(Dataset records)
# # # # #

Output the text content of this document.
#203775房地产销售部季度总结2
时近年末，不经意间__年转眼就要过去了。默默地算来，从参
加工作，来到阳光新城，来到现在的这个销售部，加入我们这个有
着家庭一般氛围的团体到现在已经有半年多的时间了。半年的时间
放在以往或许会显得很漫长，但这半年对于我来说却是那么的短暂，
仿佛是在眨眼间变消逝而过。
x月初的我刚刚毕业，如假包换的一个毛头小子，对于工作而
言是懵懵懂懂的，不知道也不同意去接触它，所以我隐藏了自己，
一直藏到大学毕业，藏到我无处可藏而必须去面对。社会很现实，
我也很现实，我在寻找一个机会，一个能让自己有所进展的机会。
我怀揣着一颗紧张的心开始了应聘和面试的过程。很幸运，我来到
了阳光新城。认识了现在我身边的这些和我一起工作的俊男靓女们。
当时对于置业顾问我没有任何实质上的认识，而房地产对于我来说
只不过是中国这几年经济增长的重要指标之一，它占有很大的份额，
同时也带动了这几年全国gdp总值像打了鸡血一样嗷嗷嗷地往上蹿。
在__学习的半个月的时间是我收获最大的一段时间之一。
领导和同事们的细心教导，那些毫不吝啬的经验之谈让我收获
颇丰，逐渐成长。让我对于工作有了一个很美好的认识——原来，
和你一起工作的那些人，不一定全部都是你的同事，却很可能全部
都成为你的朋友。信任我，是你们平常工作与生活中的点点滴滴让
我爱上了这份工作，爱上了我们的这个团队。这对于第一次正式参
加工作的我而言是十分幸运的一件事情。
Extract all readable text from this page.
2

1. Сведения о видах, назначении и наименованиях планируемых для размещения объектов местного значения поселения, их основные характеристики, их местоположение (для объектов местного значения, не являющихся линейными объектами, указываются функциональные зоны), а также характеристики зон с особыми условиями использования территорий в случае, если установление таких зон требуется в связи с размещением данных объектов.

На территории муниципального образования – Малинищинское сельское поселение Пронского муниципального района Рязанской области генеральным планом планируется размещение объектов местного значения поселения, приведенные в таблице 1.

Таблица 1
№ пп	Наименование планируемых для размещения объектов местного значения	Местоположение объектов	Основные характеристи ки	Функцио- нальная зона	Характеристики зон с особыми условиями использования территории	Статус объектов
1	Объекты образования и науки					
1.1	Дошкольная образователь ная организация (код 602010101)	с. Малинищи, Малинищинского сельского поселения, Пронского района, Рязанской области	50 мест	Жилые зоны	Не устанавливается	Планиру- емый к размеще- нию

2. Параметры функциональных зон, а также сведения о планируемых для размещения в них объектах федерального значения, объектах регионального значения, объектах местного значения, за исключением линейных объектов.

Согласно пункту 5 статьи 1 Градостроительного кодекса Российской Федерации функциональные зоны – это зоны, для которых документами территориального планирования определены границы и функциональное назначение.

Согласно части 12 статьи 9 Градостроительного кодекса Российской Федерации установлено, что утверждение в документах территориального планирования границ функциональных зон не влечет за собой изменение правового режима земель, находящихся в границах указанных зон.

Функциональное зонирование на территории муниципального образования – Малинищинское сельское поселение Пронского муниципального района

# # # # #

Extract each entry in full and write it down exactly.

Output the text content of this document.
#203775房地产销售部季度总结2
时近年末，不经意间__年转眼就要过去了。默默地算来，从参
加工作，来到阳光新城，来到现在的这个销售部，加入我们这个有
着家庭一般氛围的团体到现在已经有半年多的时间了。半年的时间
放在以往或许会显得很漫长，但这半年对于我来说却是那么的短暂，
仿佛是在眨眼间变消逝而过。
x月初的我刚刚毕业，如假包换的一个毛头小子，对于工作而
言是懵懵懂懂的，不知道也不同意去接触它，所以我隐藏了自己，
一直藏到大学毕业，藏到我无处可藏而必须去面对。社会很现实，
我也很现实，我在寻找一个机会，一个能让自己有所进展的机会。
我怀揣着一颗紧张的心开始了应聘和面试的过程。很幸运，我来到
了阳光新城。认识了现在我身边的这些和我一起工作的俊男靓女们。
当时对于置业顾问我没有任何实质上的认识，而房地产对于我来说
只不过是中国这几年经济增长的重要指标之一，它占有很大的份额，
同时也带动了这几年全国gdp总值像打了鸡血一样嗷嗷嗷地往上蹿。
在__学习的半个月的时间是我收获最大的一段时间之一。
领导和同事们的细心教导，那些毫不吝啬的经验之谈让我收获
颇丰，逐渐成长。让我对于工作有了一个很美好的认识——原来，
和你一起工作的那些人，不一定全部都是你的同事，却很可能全部
都成为你的朋友。信任我，是你们平常工作与生活中的点点滴滴让
我爱上了这份工作，爱上了我们的这个团队。这对于第一次正式参
加工作的我而言是十分幸运的一件事情。
Extract all readable text from this page.
2

1. Сведения о видах, назначении и наименованиях планируемых для размещения объектов местного значения поселения, их основные характеристики, их местоположение (для объектов местного значения, не являющихся линейными объектами, указываются функциональные зоны), а также характеристики зон с особыми условиями использования территорий в случае, если установление таких зон требуется в связи с размещением данных объектов.

На территории муниципального образования – Малинищинское сельское поселение Пронского муниципального района Рязанской области генеральным планом планируется размещение объектов местного значения поселения, приведенные в таблице 1.

Таблица 1
№ пп	Наименование планируемых для размещения объектов местного значения	Местоположение объектов	Основные характеристи ки	Функцио- нальная зона	Характеристики зон с особыми условиями использования территории	Статус объектов
1	Объекты образования и науки					
1.1	Дошкольная образователь ная организация (код 602010101)	с. Малинищи, Малинищинского сельского поселения, Пронского района, Рязанской области	50 мест	Жилые зоны	Не устанавливается	Планиру- емый к размеще- нию

2. Параметры функциональных зон, а также сведения о планируемых для размещения в них объектах федерального значения, объектах регионального значения, объектах местного значения, за исключением линейных объектов.

Согласно пункту 5 статьи 1 Градостроительного кодекса Российской Федерации функциональные зоны – это зоны, для которых документами территориального планирования определены границы и функциональное назначение.

Согласно части 12 статьи 9 Градостроительного кодекса Российской Федерации установлено, что утверждение в документах территориального планирования границ функциональных зон не влечет за собой изменение правового режима земель, находящихся в границах указанных зон.

Функциональное зонирование на территории муниципального образования – Малинищинское сельское поселение Пронского муниципального района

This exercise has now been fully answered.